==== TEXT ====

Tuesday, December 18, 2012

'Teaching Learning Process'



I have been volunteering to teach students of a Government school in my free time. I deal with various age group of children varying from the five years old to fourteen years. I have realised after each session that I learn so much while interacting with these kids. The below paragraph expresses something, which I feel very strongly: 'Teaching is a two way process in which the pupil and the teacher both are growing somewhat in their learning curve'.
Teaching is an art, a skill acquired by constantly working towards improvement in delivering. One of the major bottlenecks faced by the teachers is their inability to grab attention of all the students. However most of them fail to understand that this lack of attention is not due to the student’s lacuna but largely due to the failure on part of the delivery itself. Teachers have a key responsibility to finish the course and they spend the whole semester running towards that. Nonetheless they forget that utmost important thing is to make students interested in learning what is being taught. To make something interesting requires a lot of creativity. A teacher has to continue to come up with innovative methods and a regular makeover to make students attentive. One of the best techniques is to involve the students in what is being taught. Involvement can be made in several ways like the use of stories, anecdotes, role plays, demonstrations, brainstorming, debates, problems, all these and many more lead to the active role for students. Teacher’s instructions should be seen through the eyes of the students rather than through preferred methodologies, mandated curricula, and student assessments and diagnoses. These thing help break the monotony of classroom teaching.
One more important point to understand is that teaching is a two way process, in which both the student and teacher learn. A teacher needs to help students understand the various perspectives of things. The education should lead to mental growth and an enquiring mind and not the brain which tries to remember. The teacher should work towards making students able to develop new understandings in response to the new experiences rather than learning what it meant for others. The school days are the building blocks of an individual’s life. It needs to be handled with utmost care and warmth. A good teacher should be affectionate towards the students and compassionate enough to understand the issues and problems their age group children face. There should be a strong bonding between the teacher and student, which should lead to having mutual trust and confidence. A school can provide best of the physical environment for overall development of the student, but it is in the hands of the teachers who provide a healthy psychosocial environment for a thinking mind to evolve.
Hence it can be concluded in a few sentences that teaching, can be thought of as the purposeful direction and management of the learning process. Teaching is not giving knowledge or skills to students; teaching is the process of providing opportunities for students to develop relatively permanent change through the engagement in experiences provided by the teacher.

====

* PROBLEMS TO SOLVE:
1 – In the essay on the teaching learning process, why must school days be handled with utmost care and warmth? Answer in one to three sentences.
2 – Repeat the essay on the teaching learning process word for word, starting with "Tuesday, December 18, 2012" and going on through "their learning curve'.".
The data here come from a separate source.

==== ENTRIES SHOWN ====

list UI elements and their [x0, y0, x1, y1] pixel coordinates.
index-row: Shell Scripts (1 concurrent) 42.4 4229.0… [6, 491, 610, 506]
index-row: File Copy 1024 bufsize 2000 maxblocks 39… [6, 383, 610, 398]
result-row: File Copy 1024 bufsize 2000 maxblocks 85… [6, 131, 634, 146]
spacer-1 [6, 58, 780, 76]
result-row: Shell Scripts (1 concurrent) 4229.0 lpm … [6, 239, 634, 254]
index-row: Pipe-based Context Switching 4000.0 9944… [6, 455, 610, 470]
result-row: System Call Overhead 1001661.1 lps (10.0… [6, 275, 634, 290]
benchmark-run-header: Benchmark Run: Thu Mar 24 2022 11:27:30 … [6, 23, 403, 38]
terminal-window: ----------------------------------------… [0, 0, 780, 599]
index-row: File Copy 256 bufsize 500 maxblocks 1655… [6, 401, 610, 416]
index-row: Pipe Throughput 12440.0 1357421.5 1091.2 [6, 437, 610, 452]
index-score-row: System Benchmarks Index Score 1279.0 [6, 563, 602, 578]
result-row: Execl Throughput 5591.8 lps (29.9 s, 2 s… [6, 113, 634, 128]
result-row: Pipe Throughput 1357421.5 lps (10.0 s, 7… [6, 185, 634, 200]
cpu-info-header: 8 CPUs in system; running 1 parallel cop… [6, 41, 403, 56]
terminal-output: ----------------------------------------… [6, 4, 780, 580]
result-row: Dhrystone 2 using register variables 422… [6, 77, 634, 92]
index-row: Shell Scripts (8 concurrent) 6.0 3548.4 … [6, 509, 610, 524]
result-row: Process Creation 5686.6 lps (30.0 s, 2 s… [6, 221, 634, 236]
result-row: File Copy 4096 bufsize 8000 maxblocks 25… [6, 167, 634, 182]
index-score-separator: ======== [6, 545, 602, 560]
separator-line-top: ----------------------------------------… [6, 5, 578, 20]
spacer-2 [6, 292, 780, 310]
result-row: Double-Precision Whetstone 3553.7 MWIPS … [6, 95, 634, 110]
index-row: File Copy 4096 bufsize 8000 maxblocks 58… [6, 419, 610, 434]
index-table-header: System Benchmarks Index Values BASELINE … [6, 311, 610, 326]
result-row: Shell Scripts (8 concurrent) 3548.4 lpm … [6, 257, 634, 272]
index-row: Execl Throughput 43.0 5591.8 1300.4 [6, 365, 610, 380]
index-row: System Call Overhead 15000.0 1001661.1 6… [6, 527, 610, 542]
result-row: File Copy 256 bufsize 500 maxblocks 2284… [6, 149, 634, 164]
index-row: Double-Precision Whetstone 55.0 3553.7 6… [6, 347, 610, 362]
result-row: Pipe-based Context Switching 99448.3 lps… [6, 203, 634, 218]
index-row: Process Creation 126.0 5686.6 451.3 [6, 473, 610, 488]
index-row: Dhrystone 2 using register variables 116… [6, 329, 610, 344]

====

* ACTIVITY ANSWERS:
1 – School days must be handled with utmost care and warmth because they are the building blocks of an individual's life.

2 –
Tuesday, December 18, 2012

'Teaching Learning Process'



I have been volunteering to teach students of a Government school in my free time. I deal with various age group of children varying from the five years old to fourteen years. I have realised after each session that I learn so much while interacting with these kids. The below paragraph expresses something, which I feel very strongly: 'Teaching is a two way process in which the pupil and the teacher both are growing somewhat in their learning curve'.